# [Your task]
Transcribe all of the material below word for word and leave out its pictures.

[Extracted data entries]
[Begin]

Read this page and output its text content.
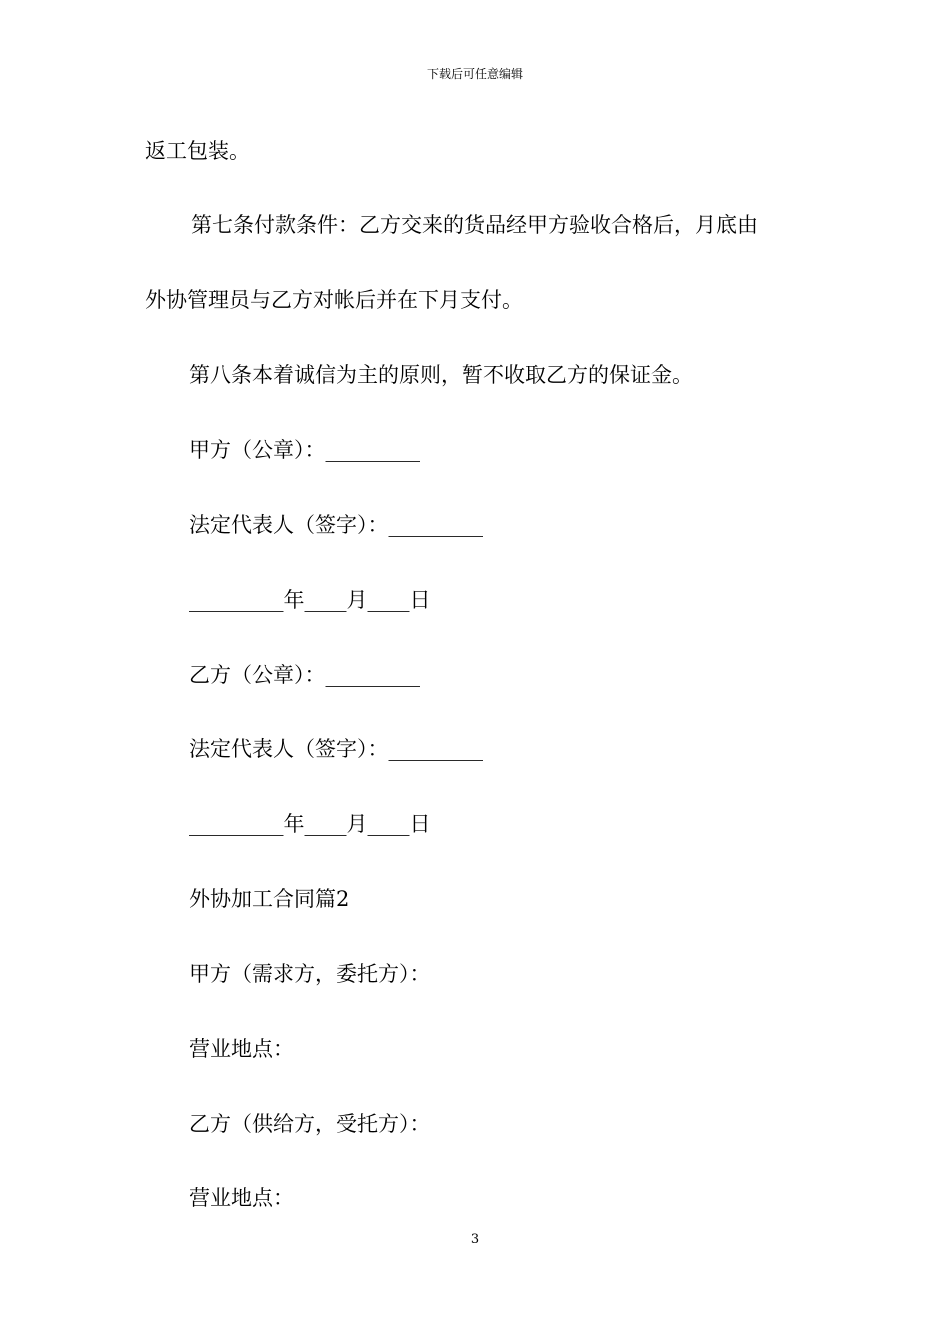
下载后可任意编辑
返工包装。
第七条付款条件：乙方交来的货品经甲方验收合格后，月底由
外协管理员与乙方对帐后并在下月支付。
第八条本着诚信为主的原则，暂不收取乙方的保证金。
甲方（公章）：_________
法定代表人（签字）：_________
_________年____月____日
乙方（公章）：_________
法定代表人（签字）：_________
_________年____月____日
外协加工合同篇2
甲方（需求方，委托方）：
营业地点：
乙方（供给方，受托方）：
营业地点：
3
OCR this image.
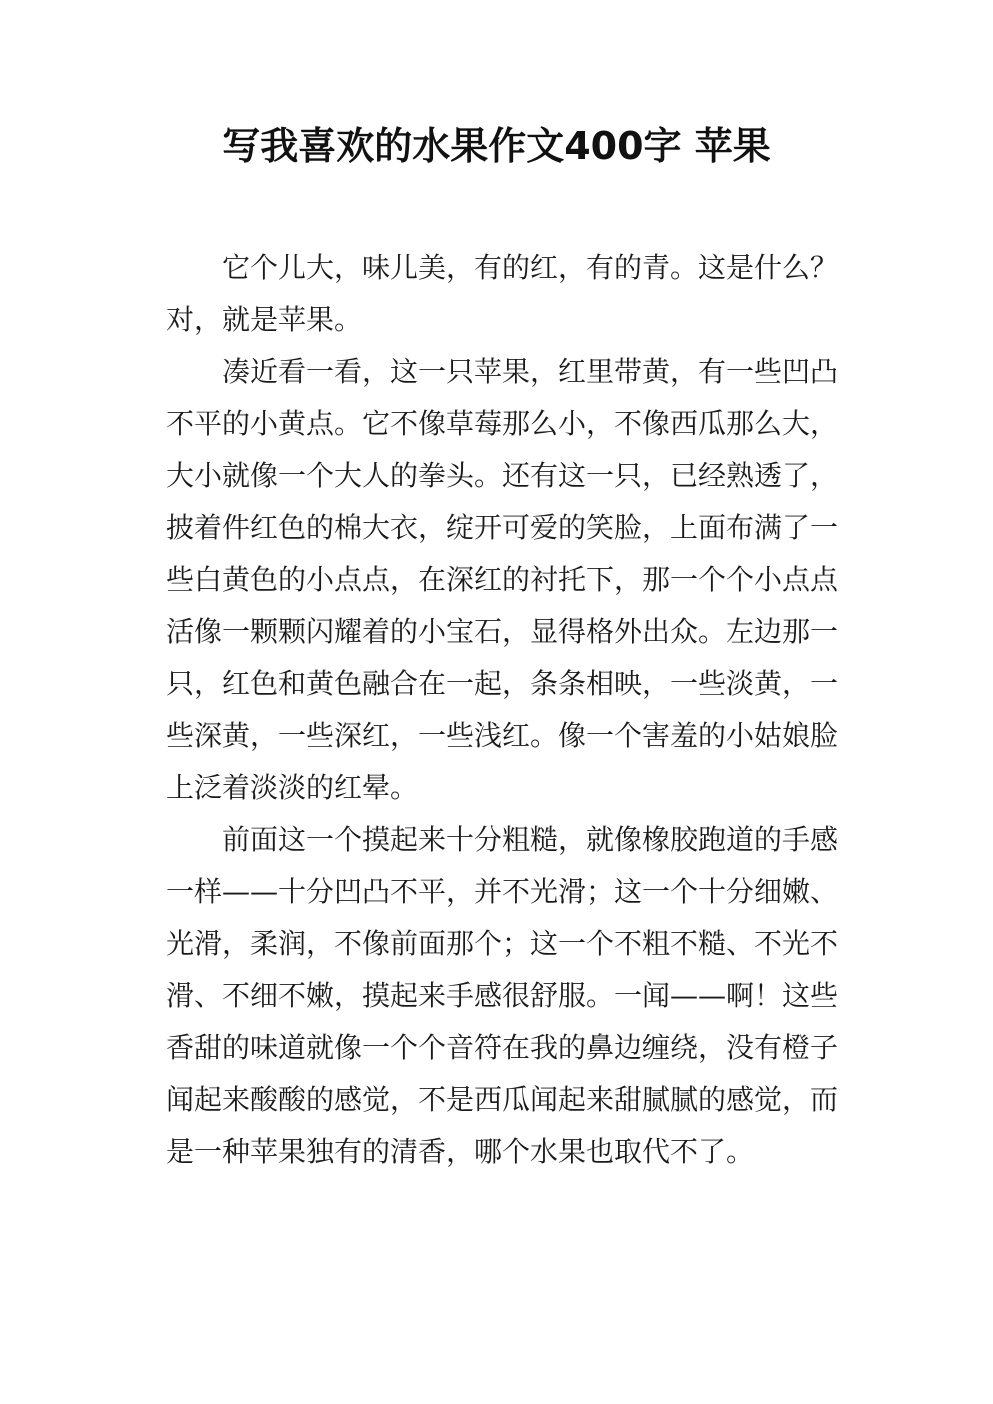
写我喜欢的水果作文400字 苹果

它个儿大，味儿美，有的红，有的青。这是什么？对，就是苹果。

凑近看一看，这一只苹果，红里带黄，有一些凹凸不平的小黄点。它不像草莓那么小，不像西瓜那么大，大小就像一个大人的拳头。还有这一只，已经熟透了，披着件红色的棉大衣，绽开可爱的笑脸，上面布满了一些白黄色的小点点，在深红的衬托下，那一个个小点点活像一颗颗闪耀着的小宝石，显得格外出众。左边那一只，红色和黄色融合在一起，条条相映，一些淡黄，一些深黄，一些深红，一些浅红。像一个害羞的小姑娘脸上泛着淡淡的红晕。

前面这一个摸起来十分粗糙，就像橡胶跑道的手感一样——十分凹凸不平，并不光滑；这一个十分细嫩、光滑，柔润，不像前面那个；这一个不粗不糙、不光不滑、不细不嫩，摸起来手感很舒服。一闻——啊！这些香甜的味道就像一个个音符在我的鼻边缠绕，没有橙子闻起来酸酸的感觉，不是西瓜闻起来甜腻腻的感觉，而是一种苹果独有的清香，哪个水果也取代不了。
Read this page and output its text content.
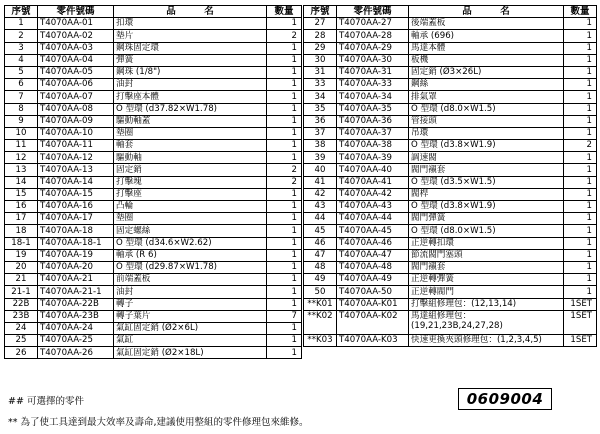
序號	零件號碼	品　　　名	數量
1	T4070AA-01	扣環	1
2	T4070AA-02	墊片	2
3	T4070AA-03	鋼珠固定環	1
4	T4070AA-04	彈簧	1
5	T4070AA-05	鋼珠 (1/8")	1
6	T4070AA-06	油封	1
7	T4070AA-07	打擊座本體	1
8	T4070AA-08	O 型環 (d37.82×W1.78)	1
9	T4070AA-09	驅動軸蓋	1
10	T4070AA-10	墊圈	1
11	T4070AA-11	軸套	1
12	T4070AA-12	驅動軸	1
13	T4070AA-13	固定銷	2
14	T4070AA-14	打擊塊	2
15	T4070AA-15	打擊座	1
16	T4070AA-16	凸輪	1
17	T4070AA-17	墊圈	1
18	T4070AA-18	固定螺絲	1
18-1	T4070AA-18-1	O 型環 (d34.6×W2.62)	1
19	T4070AA-19	軸承 (R 6)	1
20	T4070AA-20	O 型環 (d29.87×W1.78)	1
21	T4070AA-21	前端蓋板	1
21-1	T4070AA-21-1	油封	1
22B	T4070AA-22B	轉子	1
23B	T4070AA-23B	轉子葉片	7
24	T4070AA-24	氣缸固定銷 (Ø2×6L)	1
25	T4070AA-25	氣缸	1
26	T4070AA-26	氣缸固定銷 (Ø2×18L)	1
序號	零件號碼	品　　　名	數量
27	T4070AA-27	後端蓋板	1
28	T4070AA-28	軸承 (696)	1
29	T4070AA-29	馬達本體	1
30	T4070AA-30	板機	1
31	T4070AA-31	固定銷 (Ø3×26L)	1
33	T4070AA-33	鋼絲	1
34	T4070AA-34	排氣罩	1
35	T4070AA-35	O 型環 (d8.0×W1.5)	1
36	T4070AA-36	管接頭	1
37	T4070AA-37	吊環	1
38	T4070AA-38	O 型環 (d3.8×W1.9)	2
39	T4070AA-39	調速閥	1
40	T4070AA-40	閥門襯套	1
41	T4070AA-41	O 型環 (d3.5×W1.5)	1
42	T4070AA-42	閥桿	1
43	T4070AA-43	O 型環 (d3.8×W1.9)	1
44	T4070AA-44	閥門彈簧	1
45	T4070AA-45	O 型環 (d8.0×W1.5)	1
46	T4070AA-46	正逆轉扣環	1
47	T4070AA-47	節流閥門塞頭	1
48	T4070AA-48	閥門襯套	1
49	T4070AA-49	正逆轉彈簧	1
50	T4070AA-50	正逆轉閥門	1
**K01	T4070AA-K01	打擊組修理包：(12,13,14)	1SET
**K02	T4070AA-K02	馬達組修理包：(19,21,23B,24,27,28)	1SET
**K03	T4070AA-K03	快速更換夾頭修理包：(1,2,3,4,5)	1SET
## 可選擇的零件
** 為了使工具達到最大效率及壽命,建議使用整組的零件修理包來維修。
0609004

[End]

# [Task answer]
Read this page and output its text content.
下载后可任意编辑
返工包装。
第七条付款条件：乙方交来的货品经甲方验收合格后，月底由
外协管理员与乙方对帐后并在下月支付。
第八条本着诚信为主的原则，暂不收取乙方的保证金。
甲方（公章）：_________
法定代表人（签字）：_________
_________年____月____日
乙方（公章）：_________
法定代表人（签字）：_________
_________年____月____日
外协加工合同篇2
甲方（需求方，委托方）：
营业地点：
乙方（供给方，受托方）：
营业地点：
3
OCR this image.
写我喜欢的水果作文400字 苹果

它个儿大，味儿美，有的红，有的青。这是什么？对，就是苹果。

凑近看一看，这一只苹果，红里带黄，有一些凹凸不平的小黄点。它不像草莓那么小，不像西瓜那么大，大小就像一个大人的拳头。还有这一只，已经熟透了，披着件红色的棉大衣，绽开可爱的笑脸，上面布满了一些白黄色的小点点，在深红的衬托下，那一个个小点点活像一颗颗闪耀着的小宝石，显得格外出众。左边那一只，红色和黄色融合在一起，条条相映，一些淡黄，一些深黄，一些深红，一些浅红。像一个害羞的小姑娘脸上泛着淡淡的红晕。

前面这一个摸起来十分粗糙，就像橡胶跑道的手感一样——十分凹凸不平，并不光滑；这一个十分细嫩、光滑，柔润，不像前面那个；这一个不粗不糙、不光不滑、不细不嫩，摸起来手感很舒服。一闻——啊！这些香甜的味道就像一个个音符在我的鼻边缠绕，没有橙子闻起来酸酸的感觉，不是西瓜闻起来甜腻腻的感觉，而是一种苹果独有的清香，哪个水果也取代不了。
Read this page and output its text content.
序號	零件號碼	品　　　名	數量
1	T4070AA-01	扣環	1
2	T4070AA-02	墊片	2
3	T4070AA-03	鋼珠固定環	1
4	T4070AA-04	彈簧	1
5	T4070AA-05	鋼珠 (1/8")	1
6	T4070AA-06	油封	1
7	T4070AA-07	打擊座本體	1
8	T4070AA-08	O 型環 (d37.82×W1.78)	1
9	T4070AA-09	驅動軸蓋	1
10	T4070AA-10	墊圈	1
11	T4070AA-11	軸套	1
12	T4070AA-12	驅動軸	1
13	T4070AA-13	固定銷	2
14	T4070AA-14	打擊塊	2
15	T4070AA-15	打擊座	1
16	T4070AA-16	凸輪	1
17	T4070AA-17	墊圈	1
18	T4070AA-18	固定螺絲	1
18-1	T4070AA-18-1	O 型環 (d34.6×W2.62)	1
19	T4070AA-19	軸承 (R 6)	1
20	T4070AA-20	O 型環 (d29.87×W1.78)	1
21	T4070AA-21	前端蓋板	1
21-1	T4070AA-21-1	油封	1
22B	T4070AA-22B	轉子	1
23B	T4070AA-23B	轉子葉片	7
24	T4070AA-24	氣缸固定銷 (Ø2×6L)	1
25	T4070AA-25	氣缸	1
26	T4070AA-26	氣缸固定銷 (Ø2×18L)	1
序號	零件號碼	品　　　名	數量
27	T4070AA-27	後端蓋板	1
28	T4070AA-28	軸承 (696)	1
29	T4070AA-29	馬達本體	1
30	T4070AA-30	板機	1
31	T4070AA-31	固定銷 (Ø3×26L)	1
33	T4070AA-33	鋼絲	1
34	T4070AA-34	排氣罩	1
35	T4070AA-35	O 型環 (d8.0×W1.5)	1
36	T4070AA-36	管接頭	1
37	T4070AA-37	吊環	1
38	T4070AA-38	O 型環 (d3.8×W1.9)	2
39	T4070AA-39	調速閥	1
40	T4070AA-40	閥門襯套	1
41	T4070AA-41	O 型環 (d3.5×W1.5)	1
42	T4070AA-42	閥桿	1
43	T4070AA-43	O 型環 (d3.8×W1.9)	1
44	T4070AA-44	閥門彈簧	1
45	T4070AA-45	O 型環 (d8.0×W1.5)	1
46	T4070AA-46	正逆轉扣環	1
47	T4070AA-47	節流閥門塞頭	1
48	T4070AA-48	閥門襯套	1
49	T4070AA-49	正逆轉彈簧	1
50	T4070AA-50	正逆轉閥門	1
**K01	T4070AA-K01	打擊組修理包：(12,13,14)	1SET
**K02	T4070AA-K02	馬達組修理包：(19,21,23B,24,27,28)	1SET
**K03	T4070AA-K03	快速更換夾頭修理包：(1,2,3,4,5)	1SET
## 可選擇的零件
** 為了使工具達到最大效率及壽命,建議使用整組的零件修理包來維修。
0609004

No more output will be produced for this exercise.